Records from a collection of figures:
┄┄┄┄┄┄┄┄┄┄

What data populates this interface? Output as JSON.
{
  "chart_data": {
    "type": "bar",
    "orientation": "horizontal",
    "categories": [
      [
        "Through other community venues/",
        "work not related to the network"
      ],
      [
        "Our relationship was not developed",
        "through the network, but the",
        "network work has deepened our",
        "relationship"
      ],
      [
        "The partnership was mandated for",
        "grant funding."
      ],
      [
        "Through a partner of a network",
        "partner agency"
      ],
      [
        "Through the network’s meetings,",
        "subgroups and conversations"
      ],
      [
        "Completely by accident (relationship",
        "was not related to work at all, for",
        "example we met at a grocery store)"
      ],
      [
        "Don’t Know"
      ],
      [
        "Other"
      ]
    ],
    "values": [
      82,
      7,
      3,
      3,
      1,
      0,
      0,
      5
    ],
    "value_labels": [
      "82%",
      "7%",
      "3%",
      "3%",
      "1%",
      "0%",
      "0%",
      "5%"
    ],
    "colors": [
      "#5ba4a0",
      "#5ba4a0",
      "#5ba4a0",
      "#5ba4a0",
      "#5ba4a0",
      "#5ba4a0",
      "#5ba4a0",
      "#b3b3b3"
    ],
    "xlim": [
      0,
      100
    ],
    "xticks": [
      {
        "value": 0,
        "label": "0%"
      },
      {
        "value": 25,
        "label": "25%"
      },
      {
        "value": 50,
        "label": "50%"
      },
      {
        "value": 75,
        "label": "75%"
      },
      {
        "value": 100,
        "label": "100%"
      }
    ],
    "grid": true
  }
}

┄┄┄┄┄┄┄┄┄┄

[Set exercise] From the preceding material, extract every line exactly.

[Answer for this exercise]
What data populates this interface? Output as JSON.
{
  "chart_data": {
    "type": "bar",
    "orientation": "horizontal",
    "categories": [
      [
        "Through other community venues/",
        "work not related to the network"
      ],
      [
        "Our relationship was not developed",
        "through the network, but the",
        "network work has deepened our",
        "relationship"
      ],
      [
        "The partnership was mandated for",
        "grant funding."
      ],
      [
        "Through a partner of a network",
        "partner agency"
      ],
      [
        "Through the network’s meetings,",
        "subgroups and conversations"
      ],
      [
        "Completely by accident (relationship",
        "was not related to work at all, for",
        "example we met at a grocery store)"
      ],
      [
        "Don’t Know"
      ],
      [
        "Other"
      ]
    ],
    "values": [
      82,
      7,
      3,
      3,
      1,
      0,
      0,
      5
    ],
    "value_labels": [
      "82%",
      "7%",
      "3%",
      "3%",
      "1%",
      "0%",
      "0%",
      "5%"
    ],
    "colors": [
      "#5ba4a0",
      "#5ba4a0",
      "#5ba4a0",
      "#5ba4a0",
      "#5ba4a0",
      "#5ba4a0",
      "#5ba4a0",
      "#b3b3b3"
    ],
    "xlim": [
      0,
      100
    ],
    "xticks": [
      {
        "value": 0,
        "label": "0%"
      },
      {
        "value": 25,
        "label": "25%"
      },
      {
        "value": 50,
        "label": "50%"
      },
      {
        "value": 75,
        "label": "75%"
      },
      {
        "value": 100,
        "label": "100%"
      }
    ],
    "grid": true
  }
}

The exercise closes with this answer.